- [What this task involves]: Locate each line in the items below that contains the string "sidebar", matching case exactly, and copy those lines in full.

- [Provided records]:
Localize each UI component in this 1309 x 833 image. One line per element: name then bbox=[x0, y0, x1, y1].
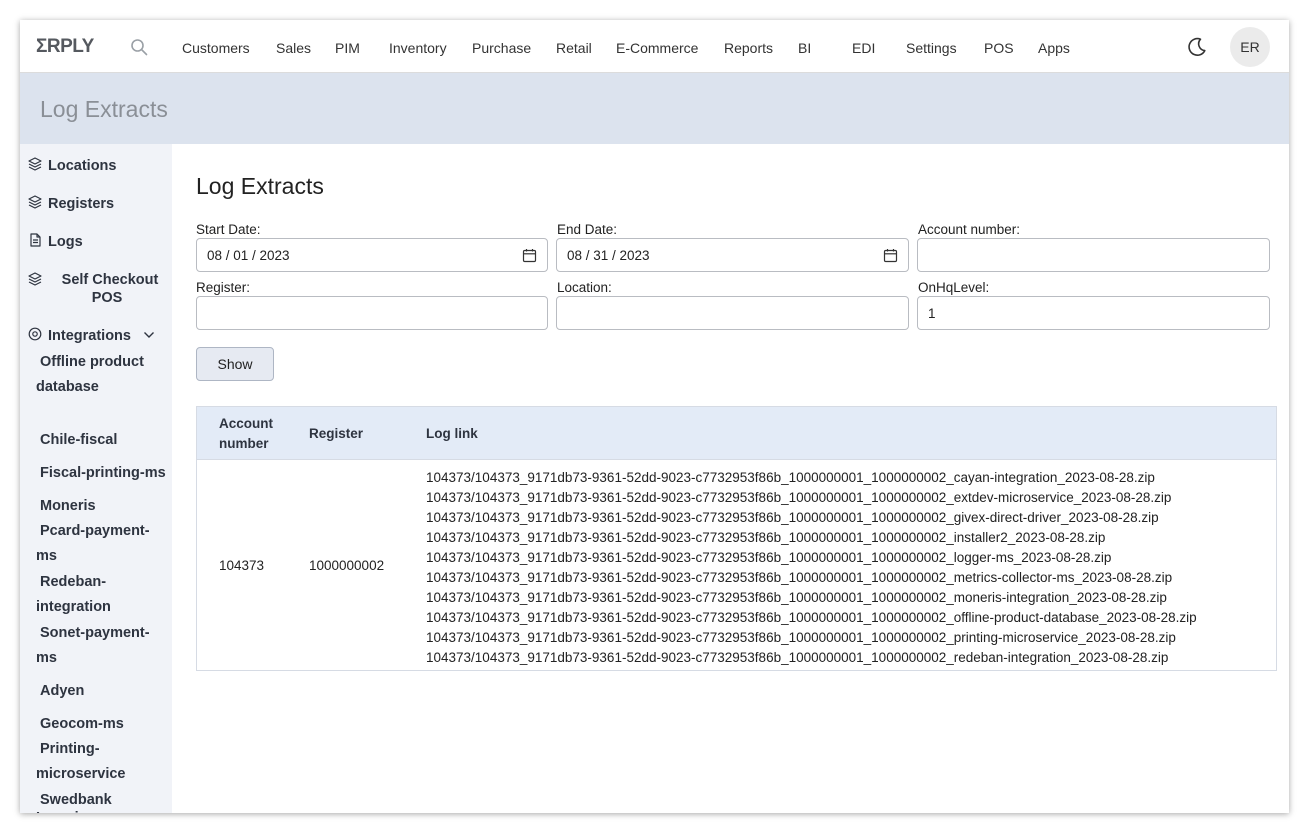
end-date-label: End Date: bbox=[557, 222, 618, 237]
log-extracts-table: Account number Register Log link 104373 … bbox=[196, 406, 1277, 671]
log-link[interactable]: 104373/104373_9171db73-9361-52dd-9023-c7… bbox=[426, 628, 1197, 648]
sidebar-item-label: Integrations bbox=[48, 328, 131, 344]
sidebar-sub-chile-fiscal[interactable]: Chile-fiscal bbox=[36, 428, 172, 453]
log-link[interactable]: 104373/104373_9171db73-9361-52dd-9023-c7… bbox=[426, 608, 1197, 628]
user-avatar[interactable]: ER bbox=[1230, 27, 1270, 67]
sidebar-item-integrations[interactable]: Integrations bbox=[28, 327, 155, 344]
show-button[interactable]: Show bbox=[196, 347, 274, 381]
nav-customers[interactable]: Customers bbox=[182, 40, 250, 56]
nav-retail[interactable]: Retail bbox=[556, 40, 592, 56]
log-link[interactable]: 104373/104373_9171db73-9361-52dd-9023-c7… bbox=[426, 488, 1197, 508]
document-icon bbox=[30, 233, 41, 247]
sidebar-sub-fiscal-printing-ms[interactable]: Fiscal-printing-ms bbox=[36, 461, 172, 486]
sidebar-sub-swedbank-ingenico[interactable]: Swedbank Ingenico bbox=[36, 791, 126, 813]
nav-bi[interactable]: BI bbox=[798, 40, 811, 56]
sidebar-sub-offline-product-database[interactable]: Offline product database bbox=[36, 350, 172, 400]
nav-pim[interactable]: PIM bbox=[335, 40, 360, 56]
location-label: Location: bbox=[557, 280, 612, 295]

- [Output below]:
sidebar-item-label: Integrations bbox=[48, 328, 131, 344]
sidebar-sub-chile-fiscal[interactable]: Chile-fiscal bbox=[36, 428, 172, 453]
sidebar-item-integrations[interactable]: Integrations bbox=[28, 327, 155, 344]
sidebar-sub-fiscal-printing-ms[interactable]: Fiscal-printing-ms bbox=[36, 461, 172, 486]
sidebar-sub-swedbank-ingenico[interactable]: Swedbank Ingenico bbox=[36, 791, 126, 813]
sidebar-sub-offline-product-database[interactable]: Offline product database bbox=[36, 350, 172, 400]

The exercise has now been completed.